[Start]

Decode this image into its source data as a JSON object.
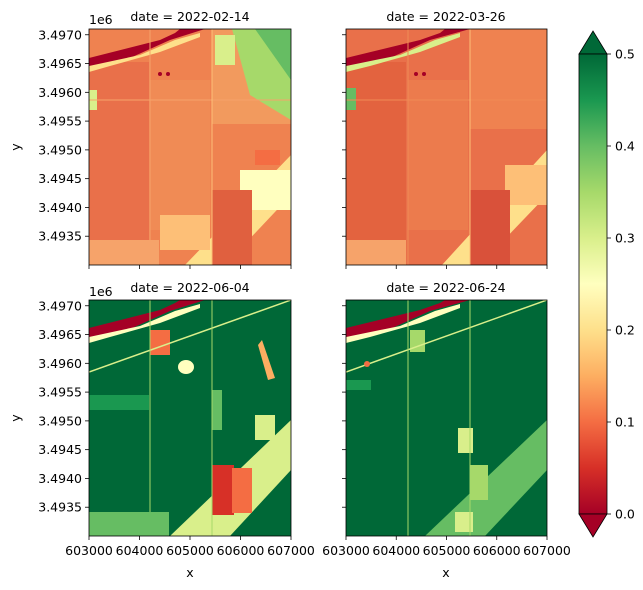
{
  "chart_data": {
    "type": "heatmap",
    "xlabel": "x",
    "ylabel": "y",
    "y_offset_label": "1e6",
    "xlim": [
      603000,
      607000
    ],
    "ylim": [
      3.493,
      3.4971
    ],
    "x_ticks": [
      "603000",
      "604000",
      "605000",
      "606000",
      "607000"
    ],
    "y_ticks": [
      "3.4935",
      "3.4940",
      "3.4945",
      "3.4950",
      "3.4955",
      "3.4960",
      "3.4965",
      "3.4970"
    ],
    "panels": [
      {
        "title": "date = 2022-02-14",
        "median_value": 0.15
      },
      {
        "title": "date = 2022-03-26",
        "median_value": 0.12
      },
      {
        "title": "date = 2022-06-04",
        "median_value": 0.5
      },
      {
        "title": "date = 2022-06-24",
        "median_value": 0.5
      }
    ],
    "colorbar": {
      "colormap": "RdYlGn",
      "range": [
        0.0,
        0.5
      ],
      "ticks": [
        "0.0",
        "0.1",
        "0.2",
        "0.3",
        "0.4",
        "0.5"
      ],
      "extend": "both"
    }
  }
}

[End]

**EXERCISE PROMPT**
Check each line above for the word "date" and say how many have it, with nothing else.

**OUTPUT OF THE EXERCISE**
4